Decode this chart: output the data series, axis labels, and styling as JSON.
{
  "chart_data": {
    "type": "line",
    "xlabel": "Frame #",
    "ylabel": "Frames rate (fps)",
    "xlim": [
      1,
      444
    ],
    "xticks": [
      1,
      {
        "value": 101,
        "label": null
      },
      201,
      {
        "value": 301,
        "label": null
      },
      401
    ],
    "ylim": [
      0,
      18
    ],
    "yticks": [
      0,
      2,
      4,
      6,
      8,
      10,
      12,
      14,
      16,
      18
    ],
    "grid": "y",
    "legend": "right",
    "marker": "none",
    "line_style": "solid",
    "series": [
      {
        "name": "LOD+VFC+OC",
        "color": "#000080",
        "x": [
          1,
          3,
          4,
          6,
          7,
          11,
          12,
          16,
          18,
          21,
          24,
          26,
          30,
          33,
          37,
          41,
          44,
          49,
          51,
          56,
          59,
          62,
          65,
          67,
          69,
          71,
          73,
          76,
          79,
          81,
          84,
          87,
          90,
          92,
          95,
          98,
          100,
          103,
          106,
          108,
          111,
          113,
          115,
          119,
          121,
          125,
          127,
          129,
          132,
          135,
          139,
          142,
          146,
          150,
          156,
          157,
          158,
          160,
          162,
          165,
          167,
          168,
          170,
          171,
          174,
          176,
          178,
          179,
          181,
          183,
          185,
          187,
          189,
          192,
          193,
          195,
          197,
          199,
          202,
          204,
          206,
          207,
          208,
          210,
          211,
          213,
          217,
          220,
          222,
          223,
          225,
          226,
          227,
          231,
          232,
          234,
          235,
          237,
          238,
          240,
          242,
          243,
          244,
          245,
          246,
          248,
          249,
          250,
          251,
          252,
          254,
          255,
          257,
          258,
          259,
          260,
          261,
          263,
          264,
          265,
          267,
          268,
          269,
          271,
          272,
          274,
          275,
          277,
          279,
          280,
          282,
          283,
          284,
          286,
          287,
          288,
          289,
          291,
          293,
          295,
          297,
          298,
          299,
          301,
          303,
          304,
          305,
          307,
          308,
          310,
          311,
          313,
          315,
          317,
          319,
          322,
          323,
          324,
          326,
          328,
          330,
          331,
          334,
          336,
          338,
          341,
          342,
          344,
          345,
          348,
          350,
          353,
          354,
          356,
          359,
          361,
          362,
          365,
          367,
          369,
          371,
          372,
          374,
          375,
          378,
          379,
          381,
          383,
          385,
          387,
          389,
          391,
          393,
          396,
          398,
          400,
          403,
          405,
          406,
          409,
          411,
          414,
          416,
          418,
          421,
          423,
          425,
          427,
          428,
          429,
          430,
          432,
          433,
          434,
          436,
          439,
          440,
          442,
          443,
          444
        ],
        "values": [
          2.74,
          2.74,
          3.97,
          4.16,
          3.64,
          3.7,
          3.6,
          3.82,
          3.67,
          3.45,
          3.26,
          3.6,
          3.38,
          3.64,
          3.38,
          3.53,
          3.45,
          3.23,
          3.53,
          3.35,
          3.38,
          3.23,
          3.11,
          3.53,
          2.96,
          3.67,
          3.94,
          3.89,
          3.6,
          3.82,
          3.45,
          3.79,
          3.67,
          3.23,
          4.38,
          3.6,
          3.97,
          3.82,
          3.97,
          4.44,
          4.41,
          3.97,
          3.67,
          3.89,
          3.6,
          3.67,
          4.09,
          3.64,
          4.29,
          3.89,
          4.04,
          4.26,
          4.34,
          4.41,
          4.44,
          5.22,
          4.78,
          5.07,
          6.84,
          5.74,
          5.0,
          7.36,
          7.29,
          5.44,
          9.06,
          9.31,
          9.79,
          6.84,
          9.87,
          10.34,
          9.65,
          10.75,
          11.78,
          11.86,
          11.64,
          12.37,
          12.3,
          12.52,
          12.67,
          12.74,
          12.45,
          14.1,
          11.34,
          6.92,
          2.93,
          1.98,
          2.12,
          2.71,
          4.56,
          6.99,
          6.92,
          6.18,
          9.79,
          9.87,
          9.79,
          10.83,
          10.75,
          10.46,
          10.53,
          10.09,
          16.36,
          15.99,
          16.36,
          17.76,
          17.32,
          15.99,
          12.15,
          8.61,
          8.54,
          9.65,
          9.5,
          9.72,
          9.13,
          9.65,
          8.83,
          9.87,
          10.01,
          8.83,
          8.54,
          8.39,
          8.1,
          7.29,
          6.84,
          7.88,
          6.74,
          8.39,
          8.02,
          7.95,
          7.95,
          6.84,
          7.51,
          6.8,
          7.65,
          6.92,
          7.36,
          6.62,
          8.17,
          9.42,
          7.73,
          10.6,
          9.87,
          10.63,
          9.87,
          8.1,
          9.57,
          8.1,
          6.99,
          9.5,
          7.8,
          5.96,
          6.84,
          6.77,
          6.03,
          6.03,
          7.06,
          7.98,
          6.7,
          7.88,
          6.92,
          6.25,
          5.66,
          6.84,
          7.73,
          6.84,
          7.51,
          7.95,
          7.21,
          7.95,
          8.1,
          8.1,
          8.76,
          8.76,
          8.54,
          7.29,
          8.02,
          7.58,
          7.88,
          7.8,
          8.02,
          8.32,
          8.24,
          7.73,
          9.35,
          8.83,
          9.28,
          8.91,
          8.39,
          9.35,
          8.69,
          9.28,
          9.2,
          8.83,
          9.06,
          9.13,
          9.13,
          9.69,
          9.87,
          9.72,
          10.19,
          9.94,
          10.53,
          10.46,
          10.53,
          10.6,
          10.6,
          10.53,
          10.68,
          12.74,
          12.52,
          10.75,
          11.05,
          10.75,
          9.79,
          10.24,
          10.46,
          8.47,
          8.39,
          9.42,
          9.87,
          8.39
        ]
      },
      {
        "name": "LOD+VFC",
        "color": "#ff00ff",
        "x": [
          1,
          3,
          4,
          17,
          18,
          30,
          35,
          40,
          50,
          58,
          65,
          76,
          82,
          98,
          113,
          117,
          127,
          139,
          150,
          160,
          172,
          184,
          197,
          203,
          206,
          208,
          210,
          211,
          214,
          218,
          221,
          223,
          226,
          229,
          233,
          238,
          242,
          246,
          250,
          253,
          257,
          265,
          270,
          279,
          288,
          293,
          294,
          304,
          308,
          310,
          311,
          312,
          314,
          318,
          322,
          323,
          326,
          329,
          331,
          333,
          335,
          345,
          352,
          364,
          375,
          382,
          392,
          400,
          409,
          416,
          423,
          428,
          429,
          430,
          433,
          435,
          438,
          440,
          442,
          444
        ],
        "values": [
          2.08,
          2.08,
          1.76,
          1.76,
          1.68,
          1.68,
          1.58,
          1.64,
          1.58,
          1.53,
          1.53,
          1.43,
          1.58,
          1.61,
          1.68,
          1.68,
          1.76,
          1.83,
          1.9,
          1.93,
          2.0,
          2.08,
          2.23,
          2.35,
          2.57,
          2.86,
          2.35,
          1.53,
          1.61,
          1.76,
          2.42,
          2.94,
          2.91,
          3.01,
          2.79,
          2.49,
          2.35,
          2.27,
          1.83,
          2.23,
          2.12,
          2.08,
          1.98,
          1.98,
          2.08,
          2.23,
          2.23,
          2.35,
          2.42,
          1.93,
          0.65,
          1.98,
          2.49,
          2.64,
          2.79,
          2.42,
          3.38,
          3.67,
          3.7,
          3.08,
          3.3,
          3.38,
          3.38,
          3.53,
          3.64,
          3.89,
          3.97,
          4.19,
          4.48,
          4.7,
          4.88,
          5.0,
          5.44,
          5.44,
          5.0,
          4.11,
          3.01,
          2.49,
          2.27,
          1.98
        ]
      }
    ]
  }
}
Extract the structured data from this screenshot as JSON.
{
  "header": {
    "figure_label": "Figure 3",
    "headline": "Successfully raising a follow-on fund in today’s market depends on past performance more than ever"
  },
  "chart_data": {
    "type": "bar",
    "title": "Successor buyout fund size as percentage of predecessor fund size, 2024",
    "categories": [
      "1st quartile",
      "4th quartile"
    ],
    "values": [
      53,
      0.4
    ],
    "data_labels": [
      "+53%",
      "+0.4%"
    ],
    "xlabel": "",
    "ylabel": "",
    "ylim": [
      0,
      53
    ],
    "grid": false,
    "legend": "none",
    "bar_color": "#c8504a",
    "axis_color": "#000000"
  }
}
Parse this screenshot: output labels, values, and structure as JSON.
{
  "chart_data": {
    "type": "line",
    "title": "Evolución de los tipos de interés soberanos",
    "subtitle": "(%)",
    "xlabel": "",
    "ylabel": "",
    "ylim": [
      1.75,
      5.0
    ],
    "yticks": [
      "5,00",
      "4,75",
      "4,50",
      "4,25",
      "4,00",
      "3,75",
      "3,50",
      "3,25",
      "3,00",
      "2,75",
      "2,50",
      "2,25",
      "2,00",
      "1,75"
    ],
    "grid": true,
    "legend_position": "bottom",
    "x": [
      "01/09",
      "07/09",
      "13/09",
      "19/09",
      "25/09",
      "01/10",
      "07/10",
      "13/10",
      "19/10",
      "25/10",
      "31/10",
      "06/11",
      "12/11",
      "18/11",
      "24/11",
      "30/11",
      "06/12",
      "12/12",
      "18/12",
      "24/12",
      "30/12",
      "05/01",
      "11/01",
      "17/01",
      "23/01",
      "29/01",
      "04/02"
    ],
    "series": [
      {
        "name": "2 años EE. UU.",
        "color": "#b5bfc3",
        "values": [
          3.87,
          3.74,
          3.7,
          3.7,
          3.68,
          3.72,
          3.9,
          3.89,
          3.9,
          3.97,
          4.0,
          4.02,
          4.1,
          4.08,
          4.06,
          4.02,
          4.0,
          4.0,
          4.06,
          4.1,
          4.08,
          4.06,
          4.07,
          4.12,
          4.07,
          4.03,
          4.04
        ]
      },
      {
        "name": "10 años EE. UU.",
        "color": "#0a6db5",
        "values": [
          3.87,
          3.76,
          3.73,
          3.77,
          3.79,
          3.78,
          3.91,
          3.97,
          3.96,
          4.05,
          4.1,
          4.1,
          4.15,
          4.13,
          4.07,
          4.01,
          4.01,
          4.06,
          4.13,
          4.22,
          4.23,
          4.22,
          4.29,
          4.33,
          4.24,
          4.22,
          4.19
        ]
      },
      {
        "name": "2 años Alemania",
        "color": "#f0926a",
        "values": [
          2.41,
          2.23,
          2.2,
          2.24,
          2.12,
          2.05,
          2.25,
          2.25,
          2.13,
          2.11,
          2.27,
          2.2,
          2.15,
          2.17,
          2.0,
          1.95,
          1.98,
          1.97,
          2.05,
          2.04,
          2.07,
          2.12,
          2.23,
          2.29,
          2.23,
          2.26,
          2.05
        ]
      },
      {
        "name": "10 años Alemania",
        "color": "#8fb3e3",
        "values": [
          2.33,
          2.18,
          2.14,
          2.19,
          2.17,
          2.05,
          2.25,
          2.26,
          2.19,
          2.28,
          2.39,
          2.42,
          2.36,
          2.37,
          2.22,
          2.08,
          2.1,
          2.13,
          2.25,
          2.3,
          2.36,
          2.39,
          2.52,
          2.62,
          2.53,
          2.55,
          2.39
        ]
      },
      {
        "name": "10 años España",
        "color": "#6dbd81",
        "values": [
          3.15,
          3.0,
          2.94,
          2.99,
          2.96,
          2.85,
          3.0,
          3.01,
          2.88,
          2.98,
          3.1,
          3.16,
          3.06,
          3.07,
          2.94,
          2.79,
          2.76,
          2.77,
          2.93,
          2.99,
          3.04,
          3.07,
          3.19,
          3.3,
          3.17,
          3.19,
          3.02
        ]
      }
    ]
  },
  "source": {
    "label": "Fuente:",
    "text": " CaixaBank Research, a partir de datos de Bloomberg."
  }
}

^^^^^^^^^^^^^^^^

### Exercise details:
Above are the records; copy every line in them that holds the word "output".

### Result of this task:
Decode this chart: output the data series, axis labels, and styling as JSON.
Parse this screenshot: output labels, values, and structure as JSON.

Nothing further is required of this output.